* _EXTRACTED MATERIAL_
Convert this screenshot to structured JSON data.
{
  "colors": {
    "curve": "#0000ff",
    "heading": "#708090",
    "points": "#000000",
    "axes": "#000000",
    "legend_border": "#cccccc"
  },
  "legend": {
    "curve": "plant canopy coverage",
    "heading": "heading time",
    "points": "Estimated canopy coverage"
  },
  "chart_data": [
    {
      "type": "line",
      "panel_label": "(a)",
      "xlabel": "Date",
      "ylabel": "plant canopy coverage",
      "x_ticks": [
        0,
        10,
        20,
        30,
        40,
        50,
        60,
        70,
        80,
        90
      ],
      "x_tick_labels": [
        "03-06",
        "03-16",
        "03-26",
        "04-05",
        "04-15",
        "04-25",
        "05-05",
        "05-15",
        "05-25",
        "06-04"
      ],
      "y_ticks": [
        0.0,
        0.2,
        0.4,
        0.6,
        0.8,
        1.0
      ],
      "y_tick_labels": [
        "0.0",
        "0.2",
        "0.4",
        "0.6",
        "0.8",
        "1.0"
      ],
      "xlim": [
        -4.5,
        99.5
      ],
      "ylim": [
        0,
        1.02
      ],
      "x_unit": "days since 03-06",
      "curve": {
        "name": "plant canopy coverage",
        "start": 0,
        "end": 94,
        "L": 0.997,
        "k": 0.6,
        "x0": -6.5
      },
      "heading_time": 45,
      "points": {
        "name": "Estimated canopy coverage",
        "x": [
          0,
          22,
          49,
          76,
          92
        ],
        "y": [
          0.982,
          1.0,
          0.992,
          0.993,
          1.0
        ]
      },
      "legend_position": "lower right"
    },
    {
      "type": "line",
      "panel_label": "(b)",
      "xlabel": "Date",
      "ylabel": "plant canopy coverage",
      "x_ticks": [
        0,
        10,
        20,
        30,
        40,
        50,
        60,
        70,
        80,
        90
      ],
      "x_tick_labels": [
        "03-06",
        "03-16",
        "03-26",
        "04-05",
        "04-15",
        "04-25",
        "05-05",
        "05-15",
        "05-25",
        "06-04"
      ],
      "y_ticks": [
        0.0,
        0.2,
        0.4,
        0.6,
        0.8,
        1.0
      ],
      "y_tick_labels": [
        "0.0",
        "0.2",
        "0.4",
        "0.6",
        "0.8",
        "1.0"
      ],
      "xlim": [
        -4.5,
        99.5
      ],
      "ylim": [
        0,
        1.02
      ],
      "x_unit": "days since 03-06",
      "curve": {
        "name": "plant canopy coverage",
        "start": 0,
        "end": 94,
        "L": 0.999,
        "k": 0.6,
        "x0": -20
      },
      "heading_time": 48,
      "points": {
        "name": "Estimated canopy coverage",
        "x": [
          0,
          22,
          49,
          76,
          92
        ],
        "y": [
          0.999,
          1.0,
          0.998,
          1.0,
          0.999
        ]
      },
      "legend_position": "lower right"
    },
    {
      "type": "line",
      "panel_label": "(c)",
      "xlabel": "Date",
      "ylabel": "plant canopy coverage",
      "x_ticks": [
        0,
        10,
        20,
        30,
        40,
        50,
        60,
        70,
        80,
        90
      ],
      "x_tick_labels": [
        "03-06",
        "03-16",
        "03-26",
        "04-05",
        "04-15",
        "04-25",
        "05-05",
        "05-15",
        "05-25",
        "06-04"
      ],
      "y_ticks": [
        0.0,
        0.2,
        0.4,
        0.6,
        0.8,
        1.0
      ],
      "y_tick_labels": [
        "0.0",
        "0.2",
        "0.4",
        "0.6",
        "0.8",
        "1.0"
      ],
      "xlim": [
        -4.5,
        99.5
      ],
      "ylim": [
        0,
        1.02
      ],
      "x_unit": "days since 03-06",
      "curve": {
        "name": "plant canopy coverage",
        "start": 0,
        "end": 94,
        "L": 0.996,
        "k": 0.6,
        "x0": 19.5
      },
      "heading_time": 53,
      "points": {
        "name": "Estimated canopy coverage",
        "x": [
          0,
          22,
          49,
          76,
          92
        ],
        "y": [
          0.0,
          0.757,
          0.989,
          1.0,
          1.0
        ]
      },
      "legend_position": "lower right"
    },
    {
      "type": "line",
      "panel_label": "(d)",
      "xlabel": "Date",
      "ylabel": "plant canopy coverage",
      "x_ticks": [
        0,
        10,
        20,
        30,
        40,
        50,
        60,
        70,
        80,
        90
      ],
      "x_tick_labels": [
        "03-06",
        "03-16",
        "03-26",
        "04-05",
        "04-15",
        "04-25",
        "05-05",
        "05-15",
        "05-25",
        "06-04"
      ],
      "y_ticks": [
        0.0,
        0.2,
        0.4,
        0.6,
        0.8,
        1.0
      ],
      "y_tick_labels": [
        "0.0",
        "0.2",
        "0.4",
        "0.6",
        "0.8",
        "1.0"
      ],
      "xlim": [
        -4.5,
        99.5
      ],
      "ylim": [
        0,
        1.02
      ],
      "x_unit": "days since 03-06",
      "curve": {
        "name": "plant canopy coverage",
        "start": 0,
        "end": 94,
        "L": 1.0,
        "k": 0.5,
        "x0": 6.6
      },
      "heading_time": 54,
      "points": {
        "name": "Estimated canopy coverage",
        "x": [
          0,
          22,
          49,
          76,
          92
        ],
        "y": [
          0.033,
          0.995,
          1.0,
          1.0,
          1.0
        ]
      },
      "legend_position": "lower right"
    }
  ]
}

* _INSTRUCTIONS TO FOLLOW_
Above are some records; repeat all of them exactly.

* _CORRECT OUTPUT_
Convert this screenshot to structured JSON data.
{
  "colors": {
    "curve": "#0000ff",
    "heading": "#708090",
    "points": "#000000",
    "axes": "#000000",
    "legend_border": "#cccccc"
  },
  "legend": {
    "curve": "plant canopy coverage",
    "heading": "heading time",
    "points": "Estimated canopy coverage"
  },
  "chart_data": [
    {
      "type": "line",
      "panel_label": "(a)",
      "xlabel": "Date",
      "ylabel": "plant canopy coverage",
      "x_ticks": [
        0,
        10,
        20,
        30,
        40,
        50,
        60,
        70,
        80,
        90
      ],
      "x_tick_labels": [
        "03-06",
        "03-16",
        "03-26",
        "04-05",
        "04-15",
        "04-25",
        "05-05",
        "05-15",
        "05-25",
        "06-04"
      ],
      "y_ticks": [
        0.0,
        0.2,
        0.4,
        0.6,
        0.8,
        1.0
      ],
      "y_tick_labels": [
        "0.0",
        "0.2",
        "0.4",
        "0.6",
        "0.8",
        "1.0"
      ],
      "xlim": [
        -4.5,
        99.5
      ],
      "ylim": [
        0,
        1.02
      ],
      "x_unit": "days since 03-06",
      "curve": {
        "name": "plant canopy coverage",
        "start": 0,
        "end": 94,
        "L": 0.997,
        "k": 0.6,
        "x0": -6.5
      },
      "heading_time": 45,
      "points": {
        "name": "Estimated canopy coverage",
        "x": [
          0,
          22,
          49,
          76,
          92
        ],
        "y": [
          0.982,
          1.0,
          0.992,
          0.993,
          1.0
        ]
      },
      "legend_position": "lower right"
    },
    {
      "type": "line",
      "panel_label": "(b)",
      "xlabel": "Date",
      "ylabel": "plant canopy coverage",
      "x_ticks": [
        0,
        10,
        20,
        30,
        40,
        50,
        60,
        70,
        80,
        90
      ],
      "x_tick_labels": [
        "03-06",
        "03-16",
        "03-26",
        "04-05",
        "04-15",
        "04-25",
        "05-05",
        "05-15",
        "05-25",
        "06-04"
      ],
      "y_ticks": [
        0.0,
        0.2,
        0.4,
        0.6,
        0.8,
        1.0
      ],
      "y_tick_labels": [
        "0.0",
        "0.2",
        "0.4",
        "0.6",
        "0.8",
        "1.0"
      ],
      "xlim": [
        -4.5,
        99.5
      ],
      "ylim": [
        0,
        1.02
      ],
      "x_unit": "days since 03-06",
      "curve": {
        "name": "plant canopy coverage",
        "start": 0,
        "end": 94,
        "L": 0.999,
        "k": 0.6,
        "x0": -20
      },
      "heading_time": 48,
      "points": {
        "name": "Estimated canopy coverage",
        "x": [
          0,
          22,
          49,
          76,
          92
        ],
        "y": [
          0.999,
          1.0,
          0.998,
          1.0,
          0.999
        ]
      },
      "legend_position": "lower right"
    },
    {
      "type": "line",
      "panel_label": "(c)",
      "xlabel": "Date",
      "ylabel": "plant canopy coverage",
      "x_ticks": [
        0,
        10,
        20,
        30,
        40,
        50,
        60,
        70,
        80,
        90
      ],
      "x_tick_labels": [
        "03-06",
        "03-16",
        "03-26",
        "04-05",
        "04-15",
        "04-25",
        "05-05",
        "05-15",
        "05-25",
        "06-04"
      ],
      "y_ticks": [
        0.0,
        0.2,
        0.4,
        0.6,
        0.8,
        1.0
      ],
      "y_tick_labels": [
        "0.0",
        "0.2",
        "0.4",
        "0.6",
        "0.8",
        "1.0"
      ],
      "xlim": [
        -4.5,
        99.5
      ],
      "ylim": [
        0,
        1.02
      ],
      "x_unit": "days since 03-06",
      "curve": {
        "name": "plant canopy coverage",
        "start": 0,
        "end": 94,
        "L": 0.996,
        "k": 0.6,
        "x0": 19.5
      },
      "heading_time": 53,
      "points": {
        "name": "Estimated canopy coverage",
        "x": [
          0,
          22,
          49,
          76,
          92
        ],
        "y": [
          0.0,
          0.757,
          0.989,
          1.0,
          1.0
        ]
      },
      "legend_position": "lower right"
    },
    {
      "type": "line",
      "panel_label": "(d)",
      "xlabel": "Date",
      "ylabel": "plant canopy coverage",
      "x_ticks": [
        0,
        10,
        20,
        30,
        40,
        50,
        60,
        70,
        80,
        90
      ],
      "x_tick_labels": [
        "03-06",
        "03-16",
        "03-26",
        "04-05",
        "04-15",
        "04-25",
        "05-05",
        "05-15",
        "05-25",
        "06-04"
      ],
      "y_ticks": [
        0.0,
        0.2,
        0.4,
        0.6,
        0.8,
        1.0
      ],
      "y_tick_labels": [
        "0.0",
        "0.2",
        "0.4",
        "0.6",
        "0.8",
        "1.0"
      ],
      "xlim": [
        -4.5,
        99.5
      ],
      "ylim": [
        0,
        1.02
      ],
      "x_unit": "days since 03-06",
      "curve": {
        "name": "plant canopy coverage",
        "start": 0,
        "end": 94,
        "L": 1.0,
        "k": 0.5,
        "x0": 6.6
      },
      "heading_time": 54,
      "points": {
        "name": "Estimated canopy coverage",
        "x": [
          0,
          22,
          49,
          76,
          92
        ],
        "y": [
          0.033,
          0.995,
          1.0,
          1.0,
          1.0
        ]
      },
      "legend_position": "lower right"
    }
  ]
}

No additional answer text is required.